EXTRACTED TEXT: Begin

Novel intermediate oxazoline[3,2-a]pyridiniums were facilely prepared from 2-(2,2-dimethoxyethoxy)-pyridines via acid promoted intramolecular cyclization. Sequentially, the quaternary ammonium salts were treated with different nucleophiles for performing regioselective metal-free C-O and C-N bond-cleaving to afford prevalent heterocyclic structures of N-substituted pyridones and 2-substituted pyridines. The reaction mechanism and regioselectivity were then systematically explored by quantum chemistry calculations at B3LYP/6-31 g(d) level. The calculated free energy barrier of the reactions revealed that aniline and aliphatic amines (e.g., methylamine) prefer to attack C8 of intermediate 4a, affording N-substituted pyridones, while phenylmethanamine, 2-phenylethan-1-amine and 3-phenylpropan-1-amine favor to attack C2 of the intermediate to form 2-substituted pyridines. With the optimized geometries of the transition states, we found that the aromatic ring of the phenyl aliphatic amines may form cation-π interaction with the pyridinium of the intermediates, which could stabilize the transition states and facilitate the formation of 2-substituted pyridines.

EXTRACTED TEXT: End
INFORMATION SUPPLIED: Begin

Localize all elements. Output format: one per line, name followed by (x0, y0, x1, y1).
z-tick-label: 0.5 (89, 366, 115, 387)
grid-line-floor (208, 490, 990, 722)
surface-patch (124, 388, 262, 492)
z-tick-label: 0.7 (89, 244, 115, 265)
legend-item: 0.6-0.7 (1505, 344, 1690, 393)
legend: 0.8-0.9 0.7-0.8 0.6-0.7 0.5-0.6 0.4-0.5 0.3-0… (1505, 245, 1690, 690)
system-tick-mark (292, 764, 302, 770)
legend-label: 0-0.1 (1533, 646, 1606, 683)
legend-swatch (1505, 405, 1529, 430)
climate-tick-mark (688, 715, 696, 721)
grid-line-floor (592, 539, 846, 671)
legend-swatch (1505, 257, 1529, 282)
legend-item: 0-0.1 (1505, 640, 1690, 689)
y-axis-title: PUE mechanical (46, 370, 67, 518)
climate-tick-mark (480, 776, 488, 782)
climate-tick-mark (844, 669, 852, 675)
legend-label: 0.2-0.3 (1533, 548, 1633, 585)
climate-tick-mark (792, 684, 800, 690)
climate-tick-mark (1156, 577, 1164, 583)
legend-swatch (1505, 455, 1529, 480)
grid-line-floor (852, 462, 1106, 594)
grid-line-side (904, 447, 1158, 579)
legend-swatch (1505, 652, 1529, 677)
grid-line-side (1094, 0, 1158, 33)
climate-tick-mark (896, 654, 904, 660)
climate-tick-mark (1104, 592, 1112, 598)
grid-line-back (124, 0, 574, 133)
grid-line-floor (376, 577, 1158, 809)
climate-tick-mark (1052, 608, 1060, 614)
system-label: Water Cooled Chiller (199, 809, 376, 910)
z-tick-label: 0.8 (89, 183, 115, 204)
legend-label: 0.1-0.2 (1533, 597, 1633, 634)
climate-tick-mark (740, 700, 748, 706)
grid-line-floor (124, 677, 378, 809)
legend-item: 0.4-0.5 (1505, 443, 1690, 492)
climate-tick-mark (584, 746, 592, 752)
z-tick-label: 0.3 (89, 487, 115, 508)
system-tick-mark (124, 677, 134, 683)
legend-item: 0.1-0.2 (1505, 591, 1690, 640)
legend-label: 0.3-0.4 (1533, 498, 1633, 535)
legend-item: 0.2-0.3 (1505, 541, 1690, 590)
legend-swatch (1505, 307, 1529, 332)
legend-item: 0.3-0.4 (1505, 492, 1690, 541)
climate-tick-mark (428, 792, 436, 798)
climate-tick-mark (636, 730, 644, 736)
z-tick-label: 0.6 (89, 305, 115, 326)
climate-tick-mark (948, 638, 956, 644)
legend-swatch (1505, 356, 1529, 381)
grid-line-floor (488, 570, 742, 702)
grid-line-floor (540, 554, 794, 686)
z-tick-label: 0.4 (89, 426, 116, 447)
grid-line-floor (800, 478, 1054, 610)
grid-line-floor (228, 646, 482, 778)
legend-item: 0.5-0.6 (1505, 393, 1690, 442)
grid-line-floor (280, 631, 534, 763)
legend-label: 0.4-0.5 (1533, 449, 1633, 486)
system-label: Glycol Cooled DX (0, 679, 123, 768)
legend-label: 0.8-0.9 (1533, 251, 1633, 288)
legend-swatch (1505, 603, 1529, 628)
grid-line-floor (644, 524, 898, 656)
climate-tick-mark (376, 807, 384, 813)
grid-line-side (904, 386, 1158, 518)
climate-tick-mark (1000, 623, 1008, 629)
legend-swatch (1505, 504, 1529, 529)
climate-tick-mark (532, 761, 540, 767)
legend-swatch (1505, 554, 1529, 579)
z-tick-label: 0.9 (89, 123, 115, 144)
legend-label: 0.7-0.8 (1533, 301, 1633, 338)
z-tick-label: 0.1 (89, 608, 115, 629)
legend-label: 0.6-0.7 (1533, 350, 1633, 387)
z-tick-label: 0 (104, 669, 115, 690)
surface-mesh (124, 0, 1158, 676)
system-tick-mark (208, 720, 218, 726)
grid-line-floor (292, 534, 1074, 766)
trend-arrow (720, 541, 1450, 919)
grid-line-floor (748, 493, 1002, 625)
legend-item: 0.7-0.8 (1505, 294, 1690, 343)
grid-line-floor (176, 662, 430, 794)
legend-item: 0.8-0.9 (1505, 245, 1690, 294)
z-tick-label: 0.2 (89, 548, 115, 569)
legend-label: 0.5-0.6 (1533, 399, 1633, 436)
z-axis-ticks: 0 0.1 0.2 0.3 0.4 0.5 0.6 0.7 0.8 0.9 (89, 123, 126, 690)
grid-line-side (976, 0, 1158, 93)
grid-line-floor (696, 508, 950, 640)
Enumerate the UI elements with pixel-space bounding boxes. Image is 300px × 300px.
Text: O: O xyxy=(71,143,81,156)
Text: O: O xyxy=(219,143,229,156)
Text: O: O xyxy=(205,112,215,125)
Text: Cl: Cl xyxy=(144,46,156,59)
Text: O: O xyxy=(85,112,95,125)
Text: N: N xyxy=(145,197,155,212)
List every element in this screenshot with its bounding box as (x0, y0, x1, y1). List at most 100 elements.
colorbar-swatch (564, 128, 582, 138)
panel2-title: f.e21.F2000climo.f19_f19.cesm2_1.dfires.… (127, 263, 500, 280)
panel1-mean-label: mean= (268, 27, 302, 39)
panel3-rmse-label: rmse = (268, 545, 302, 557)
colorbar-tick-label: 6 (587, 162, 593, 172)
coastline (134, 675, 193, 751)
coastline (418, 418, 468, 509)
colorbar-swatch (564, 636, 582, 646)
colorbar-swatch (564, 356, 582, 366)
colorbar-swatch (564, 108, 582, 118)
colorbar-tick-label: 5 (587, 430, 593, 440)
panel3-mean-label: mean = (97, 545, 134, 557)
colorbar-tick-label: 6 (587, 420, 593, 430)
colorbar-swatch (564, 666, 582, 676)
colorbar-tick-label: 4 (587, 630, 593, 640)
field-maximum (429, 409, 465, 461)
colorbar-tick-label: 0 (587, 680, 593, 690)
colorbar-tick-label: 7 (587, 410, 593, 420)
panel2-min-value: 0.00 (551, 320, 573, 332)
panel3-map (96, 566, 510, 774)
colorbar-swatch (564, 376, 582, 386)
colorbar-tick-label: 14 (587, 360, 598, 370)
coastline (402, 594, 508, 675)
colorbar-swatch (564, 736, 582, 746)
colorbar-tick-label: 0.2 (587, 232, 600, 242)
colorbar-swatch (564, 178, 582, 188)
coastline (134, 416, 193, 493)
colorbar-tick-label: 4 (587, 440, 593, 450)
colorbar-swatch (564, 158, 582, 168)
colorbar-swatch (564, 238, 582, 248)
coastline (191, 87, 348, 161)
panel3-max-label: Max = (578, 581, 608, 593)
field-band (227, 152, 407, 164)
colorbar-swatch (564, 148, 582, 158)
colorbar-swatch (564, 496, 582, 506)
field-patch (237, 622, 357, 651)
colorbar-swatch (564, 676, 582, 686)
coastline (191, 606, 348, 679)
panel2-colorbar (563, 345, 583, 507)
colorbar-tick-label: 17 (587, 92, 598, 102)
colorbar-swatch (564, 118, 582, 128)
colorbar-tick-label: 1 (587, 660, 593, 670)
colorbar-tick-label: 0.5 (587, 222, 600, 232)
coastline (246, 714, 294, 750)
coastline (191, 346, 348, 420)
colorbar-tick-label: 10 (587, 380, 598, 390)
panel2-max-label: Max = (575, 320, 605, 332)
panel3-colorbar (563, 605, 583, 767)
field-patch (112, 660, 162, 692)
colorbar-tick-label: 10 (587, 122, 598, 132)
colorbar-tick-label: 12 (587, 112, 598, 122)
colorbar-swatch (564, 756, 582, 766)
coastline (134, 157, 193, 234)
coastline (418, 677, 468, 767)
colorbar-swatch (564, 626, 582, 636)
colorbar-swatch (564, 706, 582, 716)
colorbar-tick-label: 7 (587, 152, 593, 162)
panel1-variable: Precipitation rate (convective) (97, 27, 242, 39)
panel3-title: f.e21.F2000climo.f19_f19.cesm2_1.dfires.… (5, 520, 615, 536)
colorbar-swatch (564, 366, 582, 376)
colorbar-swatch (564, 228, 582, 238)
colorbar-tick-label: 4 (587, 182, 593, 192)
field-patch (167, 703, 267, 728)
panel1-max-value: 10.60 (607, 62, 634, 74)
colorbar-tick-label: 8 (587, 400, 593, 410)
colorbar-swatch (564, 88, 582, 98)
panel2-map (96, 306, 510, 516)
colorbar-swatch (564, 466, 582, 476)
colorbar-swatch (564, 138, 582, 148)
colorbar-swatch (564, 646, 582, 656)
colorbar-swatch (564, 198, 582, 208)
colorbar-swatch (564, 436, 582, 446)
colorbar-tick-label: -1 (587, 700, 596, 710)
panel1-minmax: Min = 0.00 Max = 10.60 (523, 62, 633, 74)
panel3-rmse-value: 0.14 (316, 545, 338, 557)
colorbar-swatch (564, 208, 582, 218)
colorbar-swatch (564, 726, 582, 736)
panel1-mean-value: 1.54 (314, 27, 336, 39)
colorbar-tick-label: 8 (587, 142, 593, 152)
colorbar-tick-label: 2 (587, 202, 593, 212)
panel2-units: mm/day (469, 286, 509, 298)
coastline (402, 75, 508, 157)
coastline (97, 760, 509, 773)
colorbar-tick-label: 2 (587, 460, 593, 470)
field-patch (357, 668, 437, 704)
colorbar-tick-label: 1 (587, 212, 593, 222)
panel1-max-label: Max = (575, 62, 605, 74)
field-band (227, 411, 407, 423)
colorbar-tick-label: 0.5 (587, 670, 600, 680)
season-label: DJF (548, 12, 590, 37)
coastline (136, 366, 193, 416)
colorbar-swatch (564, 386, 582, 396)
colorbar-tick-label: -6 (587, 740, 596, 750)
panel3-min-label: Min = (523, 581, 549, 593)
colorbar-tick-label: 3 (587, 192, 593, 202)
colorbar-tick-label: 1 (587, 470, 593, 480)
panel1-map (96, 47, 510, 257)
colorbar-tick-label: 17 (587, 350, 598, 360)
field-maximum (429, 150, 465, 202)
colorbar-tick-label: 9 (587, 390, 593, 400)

INFORMATION SUPPLIED: End

→ DIRECTIONS: Please reproduce the abstract on oxazoline[3,2-a]pyridiniums above in full, word for word.

→ ANSWER SECTION:
Novel intermediate oxazoline[3,2-a]pyridiniums were facilely prepared from 2-(2,2-dimethoxyethoxy)-pyridines via acid promoted intramolecular cyclization. Sequentially, the quaternary ammonium salts were treated with different nucleophiles for performing regioselective metal-free C-O and C-N bond-cleaving to afford prevalent heterocyclic structures of N-substituted pyridones and 2-substituted pyridines. The reaction mechanism and regioselectivity were then systematically explored by quantum chemistry calculations at B3LYP/6-31 g(d) level. The calculated free energy barrier of the reactions revealed that aniline and aliphatic amines (e.g., methylamine) prefer to attack C8 of intermediate 4a, affording N-substituted pyridones, while phenylmethanamine, 2-phenylethan-1-amine and 3-phenylpropan-1-amine favor to attack C2 of the intermediate to form 2-substituted pyridines. With the optimized geometries of the transition states, we found that the aromatic ring of the phenyl aliphatic amines may form cation-π interaction with the pyridinium of the intermediates, which could stabilize the transition states and facilitate the formation of 2-substituted pyridines.